### Given exercise
State the number of lines in the material below that have "Handelsabgabe" in them, without any other text.

### Task data
+++

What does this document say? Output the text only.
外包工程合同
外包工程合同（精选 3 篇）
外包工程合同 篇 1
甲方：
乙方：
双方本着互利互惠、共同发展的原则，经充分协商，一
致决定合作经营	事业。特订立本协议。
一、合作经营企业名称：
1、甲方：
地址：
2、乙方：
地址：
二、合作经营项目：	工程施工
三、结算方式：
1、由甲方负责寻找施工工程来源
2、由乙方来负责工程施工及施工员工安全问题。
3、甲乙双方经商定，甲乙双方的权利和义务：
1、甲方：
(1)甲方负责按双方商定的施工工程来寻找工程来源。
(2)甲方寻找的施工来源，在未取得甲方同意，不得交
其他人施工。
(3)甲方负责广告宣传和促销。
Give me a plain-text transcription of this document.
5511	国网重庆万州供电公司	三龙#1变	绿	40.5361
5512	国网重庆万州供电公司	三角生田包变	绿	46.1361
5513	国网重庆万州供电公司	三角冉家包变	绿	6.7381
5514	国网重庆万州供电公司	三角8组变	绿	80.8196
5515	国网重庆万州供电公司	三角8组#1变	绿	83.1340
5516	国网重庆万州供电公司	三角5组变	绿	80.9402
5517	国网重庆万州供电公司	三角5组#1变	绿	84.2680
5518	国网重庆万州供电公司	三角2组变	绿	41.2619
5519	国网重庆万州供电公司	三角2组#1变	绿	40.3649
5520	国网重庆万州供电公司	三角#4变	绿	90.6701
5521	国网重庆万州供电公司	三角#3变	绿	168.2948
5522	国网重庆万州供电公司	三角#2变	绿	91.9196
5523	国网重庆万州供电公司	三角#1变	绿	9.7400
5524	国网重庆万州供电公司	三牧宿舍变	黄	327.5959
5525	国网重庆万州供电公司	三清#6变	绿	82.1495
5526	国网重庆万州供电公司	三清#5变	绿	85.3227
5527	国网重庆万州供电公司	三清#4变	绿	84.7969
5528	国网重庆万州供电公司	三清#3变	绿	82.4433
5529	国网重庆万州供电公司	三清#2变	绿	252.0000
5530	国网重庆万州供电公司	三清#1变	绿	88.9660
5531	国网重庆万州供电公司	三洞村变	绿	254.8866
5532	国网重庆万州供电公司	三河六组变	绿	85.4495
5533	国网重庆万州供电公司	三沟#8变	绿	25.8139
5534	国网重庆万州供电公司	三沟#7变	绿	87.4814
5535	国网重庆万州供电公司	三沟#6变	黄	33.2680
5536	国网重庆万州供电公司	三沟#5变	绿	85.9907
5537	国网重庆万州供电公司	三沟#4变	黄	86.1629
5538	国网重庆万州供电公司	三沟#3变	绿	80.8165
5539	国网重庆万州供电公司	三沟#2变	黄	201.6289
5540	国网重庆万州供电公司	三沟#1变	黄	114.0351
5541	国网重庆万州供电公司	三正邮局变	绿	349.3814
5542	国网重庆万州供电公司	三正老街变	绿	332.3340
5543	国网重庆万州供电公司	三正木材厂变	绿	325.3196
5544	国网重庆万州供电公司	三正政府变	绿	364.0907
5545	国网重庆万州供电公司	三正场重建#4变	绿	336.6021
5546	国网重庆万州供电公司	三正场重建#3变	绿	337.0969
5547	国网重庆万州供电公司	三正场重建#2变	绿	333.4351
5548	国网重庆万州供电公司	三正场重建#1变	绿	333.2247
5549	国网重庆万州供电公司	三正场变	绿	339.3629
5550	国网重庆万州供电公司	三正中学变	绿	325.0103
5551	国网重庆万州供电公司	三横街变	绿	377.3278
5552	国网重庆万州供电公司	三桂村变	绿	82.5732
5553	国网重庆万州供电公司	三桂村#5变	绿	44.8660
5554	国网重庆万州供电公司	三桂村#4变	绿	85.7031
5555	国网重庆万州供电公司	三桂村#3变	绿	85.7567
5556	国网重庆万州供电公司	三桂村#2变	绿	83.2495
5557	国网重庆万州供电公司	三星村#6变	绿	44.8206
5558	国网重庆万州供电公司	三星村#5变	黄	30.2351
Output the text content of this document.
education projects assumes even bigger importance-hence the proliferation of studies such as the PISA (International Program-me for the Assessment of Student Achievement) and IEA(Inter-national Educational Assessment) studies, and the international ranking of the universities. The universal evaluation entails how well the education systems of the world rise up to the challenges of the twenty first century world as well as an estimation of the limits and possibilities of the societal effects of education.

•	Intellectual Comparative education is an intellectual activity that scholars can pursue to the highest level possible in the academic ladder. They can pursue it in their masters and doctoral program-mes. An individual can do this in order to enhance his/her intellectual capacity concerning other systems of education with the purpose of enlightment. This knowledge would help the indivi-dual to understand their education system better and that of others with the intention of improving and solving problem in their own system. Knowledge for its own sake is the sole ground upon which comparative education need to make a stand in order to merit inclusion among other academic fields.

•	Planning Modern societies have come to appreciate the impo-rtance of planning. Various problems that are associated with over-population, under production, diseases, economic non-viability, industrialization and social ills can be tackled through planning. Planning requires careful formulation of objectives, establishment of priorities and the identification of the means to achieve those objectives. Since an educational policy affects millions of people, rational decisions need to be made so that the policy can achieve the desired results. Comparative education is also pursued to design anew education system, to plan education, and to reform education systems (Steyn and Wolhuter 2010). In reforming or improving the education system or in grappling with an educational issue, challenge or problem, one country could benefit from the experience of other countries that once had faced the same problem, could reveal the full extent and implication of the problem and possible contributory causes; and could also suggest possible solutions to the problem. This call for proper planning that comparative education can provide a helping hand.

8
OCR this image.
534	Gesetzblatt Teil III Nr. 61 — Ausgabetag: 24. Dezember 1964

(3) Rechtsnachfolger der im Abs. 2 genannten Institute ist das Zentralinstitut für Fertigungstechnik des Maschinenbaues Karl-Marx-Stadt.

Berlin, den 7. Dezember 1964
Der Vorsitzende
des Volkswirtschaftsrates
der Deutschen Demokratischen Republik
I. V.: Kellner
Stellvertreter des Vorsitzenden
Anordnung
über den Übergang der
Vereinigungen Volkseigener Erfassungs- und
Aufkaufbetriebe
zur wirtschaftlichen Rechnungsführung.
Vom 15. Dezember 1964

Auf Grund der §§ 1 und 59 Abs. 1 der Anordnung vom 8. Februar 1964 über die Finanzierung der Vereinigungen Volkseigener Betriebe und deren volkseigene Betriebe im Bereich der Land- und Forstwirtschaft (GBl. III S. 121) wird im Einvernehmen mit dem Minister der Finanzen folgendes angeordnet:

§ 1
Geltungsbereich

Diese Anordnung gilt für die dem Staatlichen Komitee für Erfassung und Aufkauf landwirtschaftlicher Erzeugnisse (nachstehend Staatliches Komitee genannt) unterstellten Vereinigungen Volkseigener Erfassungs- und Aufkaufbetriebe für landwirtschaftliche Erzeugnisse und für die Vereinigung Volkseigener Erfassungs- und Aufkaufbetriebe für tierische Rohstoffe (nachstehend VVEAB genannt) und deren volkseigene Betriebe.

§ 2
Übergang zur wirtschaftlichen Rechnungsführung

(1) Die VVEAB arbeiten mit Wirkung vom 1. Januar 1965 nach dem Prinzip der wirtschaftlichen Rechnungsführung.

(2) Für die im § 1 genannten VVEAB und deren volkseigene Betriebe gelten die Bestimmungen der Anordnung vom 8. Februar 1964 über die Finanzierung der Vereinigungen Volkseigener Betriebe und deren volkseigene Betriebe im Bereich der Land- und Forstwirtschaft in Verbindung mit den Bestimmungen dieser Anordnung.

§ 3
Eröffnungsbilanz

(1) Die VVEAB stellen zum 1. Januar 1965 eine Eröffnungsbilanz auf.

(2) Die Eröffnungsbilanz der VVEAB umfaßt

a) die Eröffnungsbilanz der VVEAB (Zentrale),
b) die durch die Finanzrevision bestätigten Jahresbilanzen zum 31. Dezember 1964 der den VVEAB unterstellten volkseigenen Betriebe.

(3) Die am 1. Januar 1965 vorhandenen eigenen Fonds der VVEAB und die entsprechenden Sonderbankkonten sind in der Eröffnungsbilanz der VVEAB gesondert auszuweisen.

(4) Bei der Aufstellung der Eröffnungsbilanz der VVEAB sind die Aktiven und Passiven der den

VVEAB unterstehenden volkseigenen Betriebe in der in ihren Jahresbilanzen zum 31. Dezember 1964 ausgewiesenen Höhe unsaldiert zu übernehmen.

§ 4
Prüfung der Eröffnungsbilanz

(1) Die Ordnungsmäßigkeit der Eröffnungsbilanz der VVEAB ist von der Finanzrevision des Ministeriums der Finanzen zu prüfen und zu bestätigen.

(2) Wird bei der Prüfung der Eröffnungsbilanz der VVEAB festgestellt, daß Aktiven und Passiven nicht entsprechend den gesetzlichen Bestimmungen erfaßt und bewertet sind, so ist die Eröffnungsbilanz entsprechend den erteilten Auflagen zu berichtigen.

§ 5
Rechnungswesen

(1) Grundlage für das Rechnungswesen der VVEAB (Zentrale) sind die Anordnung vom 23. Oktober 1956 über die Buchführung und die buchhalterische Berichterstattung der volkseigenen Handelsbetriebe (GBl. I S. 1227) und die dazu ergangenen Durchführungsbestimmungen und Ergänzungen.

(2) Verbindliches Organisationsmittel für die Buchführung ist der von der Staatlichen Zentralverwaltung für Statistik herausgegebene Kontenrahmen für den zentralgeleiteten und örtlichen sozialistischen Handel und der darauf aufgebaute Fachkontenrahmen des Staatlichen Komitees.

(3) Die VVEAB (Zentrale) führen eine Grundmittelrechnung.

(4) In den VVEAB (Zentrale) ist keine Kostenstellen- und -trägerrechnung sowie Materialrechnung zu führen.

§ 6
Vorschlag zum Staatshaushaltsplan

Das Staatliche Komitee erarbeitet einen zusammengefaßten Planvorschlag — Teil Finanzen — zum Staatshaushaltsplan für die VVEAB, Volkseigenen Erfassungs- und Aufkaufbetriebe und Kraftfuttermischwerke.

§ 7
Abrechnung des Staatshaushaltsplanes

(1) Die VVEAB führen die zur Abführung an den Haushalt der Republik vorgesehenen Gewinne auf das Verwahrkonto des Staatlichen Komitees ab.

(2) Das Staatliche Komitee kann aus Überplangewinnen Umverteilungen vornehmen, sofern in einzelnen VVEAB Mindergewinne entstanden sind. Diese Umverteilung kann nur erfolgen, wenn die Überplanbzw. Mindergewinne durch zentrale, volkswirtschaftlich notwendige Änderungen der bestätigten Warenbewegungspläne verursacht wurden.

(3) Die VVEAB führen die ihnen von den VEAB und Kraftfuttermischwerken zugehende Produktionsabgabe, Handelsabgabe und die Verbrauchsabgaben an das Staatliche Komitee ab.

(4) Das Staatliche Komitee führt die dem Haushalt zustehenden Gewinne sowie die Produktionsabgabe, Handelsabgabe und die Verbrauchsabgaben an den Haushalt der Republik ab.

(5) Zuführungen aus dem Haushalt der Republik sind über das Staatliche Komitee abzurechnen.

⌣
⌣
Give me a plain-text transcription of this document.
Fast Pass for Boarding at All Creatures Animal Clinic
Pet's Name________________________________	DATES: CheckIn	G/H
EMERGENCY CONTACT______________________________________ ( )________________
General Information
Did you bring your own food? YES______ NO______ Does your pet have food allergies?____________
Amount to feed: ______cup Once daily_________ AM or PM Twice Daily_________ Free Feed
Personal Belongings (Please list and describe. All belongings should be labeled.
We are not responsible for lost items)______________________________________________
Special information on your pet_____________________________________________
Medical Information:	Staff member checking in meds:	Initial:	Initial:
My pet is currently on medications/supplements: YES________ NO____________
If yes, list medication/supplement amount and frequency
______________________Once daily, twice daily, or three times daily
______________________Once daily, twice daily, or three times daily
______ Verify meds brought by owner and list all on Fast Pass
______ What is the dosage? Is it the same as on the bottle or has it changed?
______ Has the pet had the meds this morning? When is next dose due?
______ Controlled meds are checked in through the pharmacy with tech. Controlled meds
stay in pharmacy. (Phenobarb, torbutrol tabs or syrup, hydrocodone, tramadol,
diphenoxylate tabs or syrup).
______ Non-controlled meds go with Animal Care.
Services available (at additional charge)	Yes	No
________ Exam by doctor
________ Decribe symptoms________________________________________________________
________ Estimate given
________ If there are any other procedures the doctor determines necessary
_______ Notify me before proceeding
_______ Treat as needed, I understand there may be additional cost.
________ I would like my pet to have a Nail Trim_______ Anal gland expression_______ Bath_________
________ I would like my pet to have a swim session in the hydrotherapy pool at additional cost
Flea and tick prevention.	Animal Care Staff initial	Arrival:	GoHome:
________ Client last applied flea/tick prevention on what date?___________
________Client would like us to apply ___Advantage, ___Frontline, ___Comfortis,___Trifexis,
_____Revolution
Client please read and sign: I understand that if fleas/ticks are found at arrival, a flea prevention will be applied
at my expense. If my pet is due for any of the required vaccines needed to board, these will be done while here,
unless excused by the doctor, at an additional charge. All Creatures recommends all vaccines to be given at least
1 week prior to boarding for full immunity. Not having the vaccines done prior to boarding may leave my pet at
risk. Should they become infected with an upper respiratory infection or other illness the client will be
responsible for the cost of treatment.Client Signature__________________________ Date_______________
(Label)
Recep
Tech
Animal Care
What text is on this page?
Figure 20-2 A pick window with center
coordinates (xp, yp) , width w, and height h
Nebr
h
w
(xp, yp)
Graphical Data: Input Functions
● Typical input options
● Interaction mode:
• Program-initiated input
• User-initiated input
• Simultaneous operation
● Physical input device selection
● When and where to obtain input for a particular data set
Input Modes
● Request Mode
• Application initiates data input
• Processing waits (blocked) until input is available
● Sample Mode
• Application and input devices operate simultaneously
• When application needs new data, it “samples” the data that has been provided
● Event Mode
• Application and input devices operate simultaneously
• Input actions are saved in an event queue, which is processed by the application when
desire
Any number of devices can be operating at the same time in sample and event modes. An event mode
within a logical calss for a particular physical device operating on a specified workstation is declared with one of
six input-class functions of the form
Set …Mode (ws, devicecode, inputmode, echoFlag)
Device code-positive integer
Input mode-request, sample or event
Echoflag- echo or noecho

+++

### Solution
2